* begin *

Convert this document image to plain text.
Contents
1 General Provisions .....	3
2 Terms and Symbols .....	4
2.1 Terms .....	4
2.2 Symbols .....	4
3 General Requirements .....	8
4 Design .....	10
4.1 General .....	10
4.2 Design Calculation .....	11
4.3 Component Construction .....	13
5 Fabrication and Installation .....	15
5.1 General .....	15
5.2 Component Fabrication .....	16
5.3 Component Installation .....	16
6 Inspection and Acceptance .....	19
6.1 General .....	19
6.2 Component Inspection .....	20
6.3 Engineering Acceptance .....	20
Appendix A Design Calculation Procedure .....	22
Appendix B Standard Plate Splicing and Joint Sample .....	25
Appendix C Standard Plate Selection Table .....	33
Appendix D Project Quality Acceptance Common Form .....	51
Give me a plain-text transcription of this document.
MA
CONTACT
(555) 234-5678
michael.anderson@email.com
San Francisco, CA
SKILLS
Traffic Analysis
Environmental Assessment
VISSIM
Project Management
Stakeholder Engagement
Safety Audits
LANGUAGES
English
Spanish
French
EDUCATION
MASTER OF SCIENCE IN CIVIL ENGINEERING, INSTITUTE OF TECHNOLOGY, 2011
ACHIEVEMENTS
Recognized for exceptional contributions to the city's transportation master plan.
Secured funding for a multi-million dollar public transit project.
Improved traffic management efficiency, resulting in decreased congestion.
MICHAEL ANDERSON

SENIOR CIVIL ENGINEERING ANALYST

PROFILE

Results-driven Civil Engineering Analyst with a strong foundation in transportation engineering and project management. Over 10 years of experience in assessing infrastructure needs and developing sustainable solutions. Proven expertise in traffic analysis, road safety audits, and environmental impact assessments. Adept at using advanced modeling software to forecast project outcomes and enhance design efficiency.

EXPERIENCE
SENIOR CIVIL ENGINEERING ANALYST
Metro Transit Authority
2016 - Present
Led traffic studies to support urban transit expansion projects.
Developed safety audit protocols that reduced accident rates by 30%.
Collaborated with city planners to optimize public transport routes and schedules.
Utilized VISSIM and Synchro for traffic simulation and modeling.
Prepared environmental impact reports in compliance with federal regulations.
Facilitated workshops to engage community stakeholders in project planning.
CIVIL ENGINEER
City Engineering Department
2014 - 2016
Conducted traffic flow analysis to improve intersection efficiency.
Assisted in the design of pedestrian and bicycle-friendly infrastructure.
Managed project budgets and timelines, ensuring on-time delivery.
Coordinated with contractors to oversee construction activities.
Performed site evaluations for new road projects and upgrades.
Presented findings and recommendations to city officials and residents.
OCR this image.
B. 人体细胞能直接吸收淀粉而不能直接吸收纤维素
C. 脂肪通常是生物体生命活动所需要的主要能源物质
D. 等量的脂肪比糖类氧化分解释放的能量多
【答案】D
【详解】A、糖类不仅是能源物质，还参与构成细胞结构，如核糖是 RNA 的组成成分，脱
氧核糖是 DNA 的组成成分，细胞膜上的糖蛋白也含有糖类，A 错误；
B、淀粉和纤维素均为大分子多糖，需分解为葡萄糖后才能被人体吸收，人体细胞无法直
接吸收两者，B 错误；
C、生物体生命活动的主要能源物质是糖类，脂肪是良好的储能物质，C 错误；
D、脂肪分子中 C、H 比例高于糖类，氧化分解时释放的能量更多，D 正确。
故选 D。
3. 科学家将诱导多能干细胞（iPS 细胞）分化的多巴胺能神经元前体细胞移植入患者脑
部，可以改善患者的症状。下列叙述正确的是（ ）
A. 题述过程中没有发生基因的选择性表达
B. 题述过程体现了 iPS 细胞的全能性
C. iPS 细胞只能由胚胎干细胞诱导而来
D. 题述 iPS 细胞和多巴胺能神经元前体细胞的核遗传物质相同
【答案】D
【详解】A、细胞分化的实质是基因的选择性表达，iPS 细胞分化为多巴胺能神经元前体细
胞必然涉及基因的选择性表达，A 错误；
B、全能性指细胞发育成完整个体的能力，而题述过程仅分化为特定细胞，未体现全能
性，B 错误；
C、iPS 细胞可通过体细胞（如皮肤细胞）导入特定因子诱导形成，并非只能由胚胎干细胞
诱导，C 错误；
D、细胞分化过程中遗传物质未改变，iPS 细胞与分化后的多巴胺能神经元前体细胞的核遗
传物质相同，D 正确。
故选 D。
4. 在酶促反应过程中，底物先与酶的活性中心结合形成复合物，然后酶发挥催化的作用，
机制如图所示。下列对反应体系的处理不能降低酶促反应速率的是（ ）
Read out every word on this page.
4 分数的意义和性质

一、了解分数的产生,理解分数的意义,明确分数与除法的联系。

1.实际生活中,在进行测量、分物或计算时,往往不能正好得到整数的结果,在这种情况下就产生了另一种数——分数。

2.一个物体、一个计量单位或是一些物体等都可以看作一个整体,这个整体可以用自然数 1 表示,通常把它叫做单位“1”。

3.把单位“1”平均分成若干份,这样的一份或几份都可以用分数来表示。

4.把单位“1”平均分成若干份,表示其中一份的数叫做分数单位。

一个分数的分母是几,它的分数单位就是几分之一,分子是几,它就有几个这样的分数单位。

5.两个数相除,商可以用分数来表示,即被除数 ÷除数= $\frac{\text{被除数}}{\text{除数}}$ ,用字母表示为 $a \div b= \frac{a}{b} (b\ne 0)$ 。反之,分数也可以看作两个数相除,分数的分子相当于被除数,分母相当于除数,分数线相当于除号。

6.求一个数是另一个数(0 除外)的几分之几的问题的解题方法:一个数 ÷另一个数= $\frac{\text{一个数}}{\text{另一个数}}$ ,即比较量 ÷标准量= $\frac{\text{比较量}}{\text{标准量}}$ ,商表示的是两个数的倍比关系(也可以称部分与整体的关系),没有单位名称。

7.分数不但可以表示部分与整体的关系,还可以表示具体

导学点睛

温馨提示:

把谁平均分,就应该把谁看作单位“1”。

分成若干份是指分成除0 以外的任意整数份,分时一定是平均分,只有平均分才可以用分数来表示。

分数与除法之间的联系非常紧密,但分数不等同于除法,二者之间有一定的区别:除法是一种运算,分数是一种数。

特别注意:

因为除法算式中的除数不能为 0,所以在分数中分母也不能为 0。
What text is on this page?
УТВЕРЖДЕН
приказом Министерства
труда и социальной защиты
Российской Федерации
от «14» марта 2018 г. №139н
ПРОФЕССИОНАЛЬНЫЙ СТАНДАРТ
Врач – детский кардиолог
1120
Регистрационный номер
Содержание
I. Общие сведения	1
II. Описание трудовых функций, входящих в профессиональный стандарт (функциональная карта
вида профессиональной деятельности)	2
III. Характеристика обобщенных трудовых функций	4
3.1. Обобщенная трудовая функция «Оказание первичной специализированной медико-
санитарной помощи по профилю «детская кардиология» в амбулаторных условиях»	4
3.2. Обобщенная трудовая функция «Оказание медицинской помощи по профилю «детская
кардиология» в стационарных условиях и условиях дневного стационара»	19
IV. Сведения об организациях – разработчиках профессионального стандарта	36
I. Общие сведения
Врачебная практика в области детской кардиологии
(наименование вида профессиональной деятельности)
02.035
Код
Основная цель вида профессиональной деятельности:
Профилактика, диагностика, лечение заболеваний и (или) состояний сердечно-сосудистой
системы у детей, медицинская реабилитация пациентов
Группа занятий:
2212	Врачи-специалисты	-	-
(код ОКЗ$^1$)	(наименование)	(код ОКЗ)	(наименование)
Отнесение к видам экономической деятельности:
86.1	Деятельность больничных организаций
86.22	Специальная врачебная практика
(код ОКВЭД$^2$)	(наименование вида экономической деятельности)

* end *

Task objective:
Write out the data again, exactly and in full.

Task output:
Convert this document image to plain text.
Contents
1 General Provisions .....	3
2 Terms and Symbols .....	4
2.1 Terms .....	4
2.2 Symbols .....	4
3 General Requirements .....	8
4 Design .....	10
4.1 General .....	10
4.2 Design Calculation .....	11
4.3 Component Construction .....	13
5 Fabrication and Installation .....	15
5.1 General .....	15
5.2 Component Fabrication .....	16
5.3 Component Installation .....	16
6 Inspection and Acceptance .....	19
6.1 General .....	19
6.2 Component Inspection .....	20
6.3 Engineering Acceptance .....	20
Appendix A Design Calculation Procedure .....	22
Appendix B Standard Plate Splicing and Joint Sample .....	25
Appendix C Standard Plate Selection Table .....	33
Appendix D Project Quality Acceptance Common Form .....	51
Give me a plain-text transcription of this document.
MA
CONTACT
(555) 234-5678
michael.anderson@email.com
San Francisco, CA
SKILLS
Traffic Analysis
Environmental Assessment
VISSIM
Project Management
Stakeholder Engagement
Safety Audits
LANGUAGES
English
Spanish
French
EDUCATION
MASTER OF SCIENCE IN CIVIL ENGINEERING, INSTITUTE OF TECHNOLOGY, 2011
ACHIEVEMENTS
Recognized for exceptional contributions to the city's transportation master plan.
Secured funding for a multi-million dollar public transit project.
Improved traffic management efficiency, resulting in decreased congestion.
MICHAEL ANDERSON

SENIOR CIVIL ENGINEERING ANALYST

PROFILE

Results-driven Civil Engineering Analyst with a strong foundation in transportation engineering and project management. Over 10 years of experience in assessing infrastructure needs and developing sustainable solutions. Proven expertise in traffic analysis, road safety audits, and environmental impact assessments. Adept at using advanced modeling software to forecast project outcomes and enhance design efficiency.

EXPERIENCE
SENIOR CIVIL ENGINEERING ANALYST
Metro Transit Authority
2016 - Present
Led traffic studies to support urban transit expansion projects.
Developed safety audit protocols that reduced accident rates by 30%.
Collaborated with city planners to optimize public transport routes and schedules.
Utilized VISSIM and Synchro for traffic simulation and modeling.
Prepared environmental impact reports in compliance with federal regulations.
Facilitated workshops to engage community stakeholders in project planning.
CIVIL ENGINEER
City Engineering Department
2014 - 2016
Conducted traffic flow analysis to improve intersection efficiency.
Assisted in the design of pedestrian and bicycle-friendly infrastructure.
Managed project budgets and timelines, ensuring on-time delivery.
Coordinated with contractors to oversee construction activities.
Performed site evaluations for new road projects and upgrades.
Presented findings and recommendations to city officials and residents.
OCR this image.
B. 人体细胞能直接吸收淀粉而不能直接吸收纤维素
C. 脂肪通常是生物体生命活动所需要的主要能源物质
D. 等量的脂肪比糖类氧化分解释放的能量多
【答案】D
【详解】A、糖类不仅是能源物质，还参与构成细胞结构，如核糖是 RNA 的组成成分，脱
氧核糖是 DNA 的组成成分，细胞膜上的糖蛋白也含有糖类，A 错误；
B、淀粉和纤维素均为大分子多糖，需分解为葡萄糖后才能被人体吸收，人体细胞无法直
接吸收两者，B 错误；
C、生物体生命活动的主要能源物质是糖类，脂肪是良好的储能物质，C 错误；
D、脂肪分子中 C、H 比例高于糖类，氧化分解时释放的能量更多，D 正确。
故选 D。
3. 科学家将诱导多能干细胞（iPS 细胞）分化的多巴胺能神经元前体细胞移植入患者脑
部，可以改善患者的症状。下列叙述正确的是（ ）
A. 题述过程中没有发生基因的选择性表达
B. 题述过程体现了 iPS 细胞的全能性
C. iPS 细胞只能由胚胎干细胞诱导而来
D. 题述 iPS 细胞和多巴胺能神经元前体细胞的核遗传物质相同
【答案】D
【详解】A、细胞分化的实质是基因的选择性表达，iPS 细胞分化为多巴胺能神经元前体细
胞必然涉及基因的选择性表达，A 错误；
B、全能性指细胞发育成完整个体的能力，而题述过程仅分化为特定细胞，未体现全能
性，B 错误；
C、iPS 细胞可通过体细胞（如皮肤细胞）导入特定因子诱导形成，并非只能由胚胎干细胞
诱导，C 错误；
D、细胞分化过程中遗传物质未改变，iPS 细胞与分化后的多巴胺能神经元前体细胞的核遗
传物质相同，D 正确。
故选 D。
4. 在酶促反应过程中，底物先与酶的活性中心结合形成复合物，然后酶发挥催化的作用，
机制如图所示。下列对反应体系的处理不能降低酶促反应速率的是（ ）
Read out every word on this page.
4 分数的意义和性质

一、了解分数的产生,理解分数的意义,明确分数与除法的联系。

1.实际生活中,在进行测量、分物或计算时,往往不能正好得到整数的结果,在这种情况下就产生了另一种数——分数。

2.一个物体、一个计量单位或是一些物体等都可以看作一个整体,这个整体可以用自然数 1 表示,通常把它叫做单位“1”。

3.把单位“1”平均分成若干份,这样的一份或几份都可以用分数来表示。

4.把单位“1”平均分成若干份,表示其中一份的数叫做分数单位。

一个分数的分母是几,它的分数单位就是几分之一,分子是几,它就有几个这样的分数单位。

5.两个数相除,商可以用分数来表示,即被除数 ÷除数= $\frac{\text{被除数}}{\text{除数}}$ ,用字母表示为 $a \div b= \frac{a}{b} (b\ne 0)$ 。反之,分数也可以看作两个数相除,分数的分子相当于被除数,分母相当于除数,分数线相当于除号。

6.求一个数是另一个数(0 除外)的几分之几的问题的解题方法:一个数 ÷另一个数= $\frac{\text{一个数}}{\text{另一个数}}$ ,即比较量 ÷标准量= $\frac{\text{比较量}}{\text{标准量}}$ ,商表示的是两个数的倍比关系(也可以称部分与整体的关系),没有单位名称。

7.分数不但可以表示部分与整体的关系,还可以表示具体

导学点睛

温馨提示:

把谁平均分,就应该把谁看作单位“1”。

分成若干份是指分成除0 以外的任意整数份,分时一定是平均分,只有平均分才可以用分数来表示。

分数与除法之间的联系非常紧密,但分数不等同于除法,二者之间有一定的区别:除法是一种运算,分数是一种数。

特别注意:

因为除法算式中的除数不能为 0,所以在分数中分母也不能为 0。
What text is on this page?
УТВЕРЖДЕН
приказом Министерства
труда и социальной защиты
Российской Федерации
от «14» марта 2018 г. №139н
ПРОФЕССИОНАЛЬНЫЙ СТАНДАРТ
Врач – детский кардиолог
1120
Регистрационный номер
Содержание
I. Общие сведения	1
II. Описание трудовых функций, входящих в профессиональный стандарт (функциональная карта
вида профессиональной деятельности)	2
III. Характеристика обобщенных трудовых функций	4
3.1. Обобщенная трудовая функция «Оказание первичной специализированной медико-
санитарной помощи по профилю «детская кардиология» в амбулаторных условиях»	4
3.2. Обобщенная трудовая функция «Оказание медицинской помощи по профилю «детская
кардиология» в стационарных условиях и условиях дневного стационара»	19
IV. Сведения об организациях – разработчиках профессионального стандарта	36
I. Общие сведения
Врачебная практика в области детской кардиологии
(наименование вида профессиональной деятельности)
02.035
Код
Основная цель вида профессиональной деятельности:
Профилактика, диагностика, лечение заболеваний и (или) состояний сердечно-сосудистой
системы у детей, медицинская реабилитация пациентов
Группа занятий:
2212	Врачи-специалисты	-	-
(код ОКЗ$^1$)	(наименование)	(код ОКЗ)	(наименование)
Отнесение к видам экономической деятельности:
86.1	Деятельность больничных организаций
86.22	Специальная врачебная практика
(код ОКВЭД$^2$)	(наименование вида экономической деятельности)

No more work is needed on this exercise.